** start INPUT ROWS **

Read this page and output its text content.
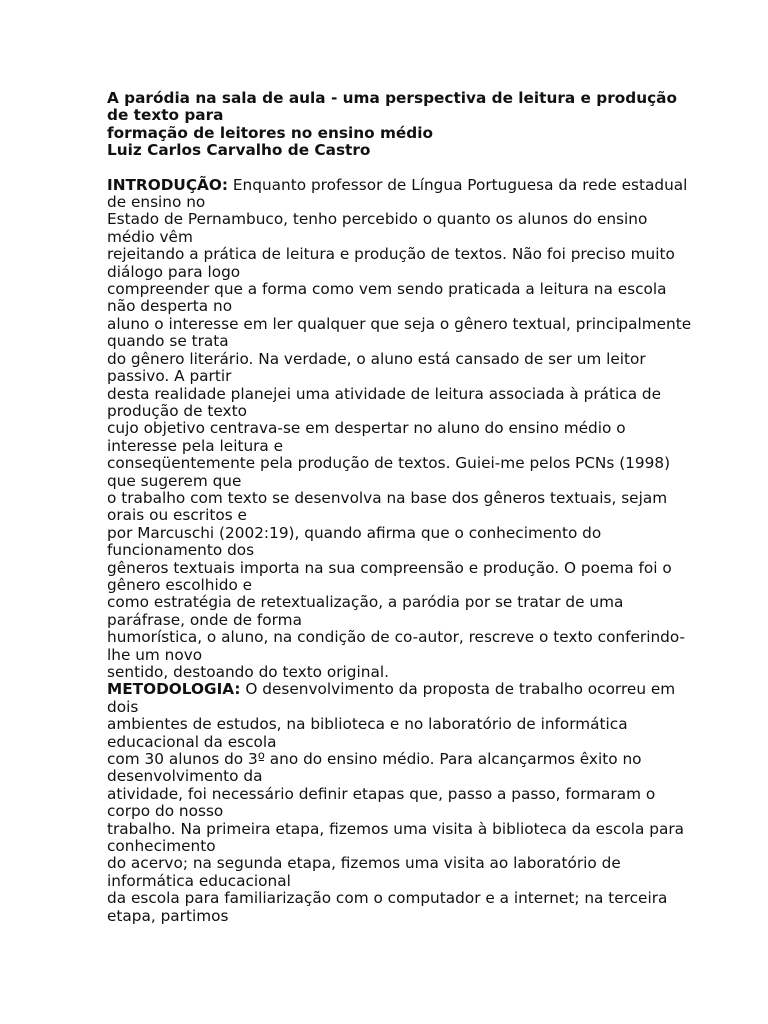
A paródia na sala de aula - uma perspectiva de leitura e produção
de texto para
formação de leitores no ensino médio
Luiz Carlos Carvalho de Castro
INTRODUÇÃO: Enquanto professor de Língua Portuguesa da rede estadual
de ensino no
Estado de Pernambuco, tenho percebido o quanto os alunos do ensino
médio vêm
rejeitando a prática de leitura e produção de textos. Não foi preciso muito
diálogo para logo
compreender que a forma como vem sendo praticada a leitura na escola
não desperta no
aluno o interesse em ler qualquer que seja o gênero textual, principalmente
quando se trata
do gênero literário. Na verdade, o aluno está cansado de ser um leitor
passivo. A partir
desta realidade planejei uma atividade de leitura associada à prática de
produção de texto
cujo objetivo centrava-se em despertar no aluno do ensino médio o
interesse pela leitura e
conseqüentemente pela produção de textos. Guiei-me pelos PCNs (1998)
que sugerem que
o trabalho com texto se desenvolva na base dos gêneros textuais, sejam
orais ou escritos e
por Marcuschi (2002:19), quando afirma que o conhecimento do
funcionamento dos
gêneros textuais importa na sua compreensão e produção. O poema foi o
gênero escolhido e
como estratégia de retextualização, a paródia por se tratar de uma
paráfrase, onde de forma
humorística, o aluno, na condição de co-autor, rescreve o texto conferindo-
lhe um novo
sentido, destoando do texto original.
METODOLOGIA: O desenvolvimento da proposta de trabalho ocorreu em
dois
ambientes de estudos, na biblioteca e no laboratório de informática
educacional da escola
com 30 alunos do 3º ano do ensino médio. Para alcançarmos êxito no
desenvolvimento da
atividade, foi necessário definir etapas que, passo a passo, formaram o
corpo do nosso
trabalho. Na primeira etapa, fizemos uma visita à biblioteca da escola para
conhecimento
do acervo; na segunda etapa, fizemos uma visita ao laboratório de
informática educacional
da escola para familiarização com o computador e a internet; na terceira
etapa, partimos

** end INPUT ROWS **

EXERCISE DETAILS: Quote the full listing above word for word; exclude every picture from the copy.

OUTPUT OF THE EXERCISE:
Read this page and output its text content.
A paródia na sala de aula - uma perspectiva de leitura e produção
de texto para
formação de leitores no ensino médio
Luiz Carlos Carvalho de Castro
INTRODUÇÃO: Enquanto professor de Língua Portuguesa da rede estadual
de ensino no
Estado de Pernambuco, tenho percebido o quanto os alunos do ensino
médio vêm
rejeitando a prática de leitura e produção de textos. Não foi preciso muito
diálogo para logo
compreender que a forma como vem sendo praticada a leitura na escola
não desperta no
aluno o interesse em ler qualquer que seja o gênero textual, principalmente
quando se trata
do gênero literário. Na verdade, o aluno está cansado de ser um leitor
passivo. A partir
desta realidade planejei uma atividade de leitura associada à prática de
produção de texto
cujo objetivo centrava-se em despertar no aluno do ensino médio o
interesse pela leitura e
conseqüentemente pela produção de textos. Guiei-me pelos PCNs (1998)
que sugerem que
o trabalho com texto se desenvolva na base dos gêneros textuais, sejam
orais ou escritos e
por Marcuschi (2002:19), quando afirma que o conhecimento do
funcionamento dos
gêneros textuais importa na sua compreensão e produção. O poema foi o
gênero escolhido e
como estratégia de retextualização, a paródia por se tratar de uma
paráfrase, onde de forma
humorística, o aluno, na condição de co-autor, rescreve o texto conferindo-
lhe um novo
sentido, destoando do texto original.
METODOLOGIA: O desenvolvimento da proposta de trabalho ocorreu em
dois
ambientes de estudos, na biblioteca e no laboratório de informática
educacional da escola
com 30 alunos do 3º ano do ensino médio. Para alcançarmos êxito no
desenvolvimento da
atividade, foi necessário definir etapas que, passo a passo, formaram o
corpo do nosso
trabalho. Na primeira etapa, fizemos uma visita à biblioteca da escola para
conhecimento
do acervo; na segunda etapa, fizemos uma visita ao laboratório de
informática educacional
da escola para familiarização com o computador e a internet; na terceira
etapa, partimos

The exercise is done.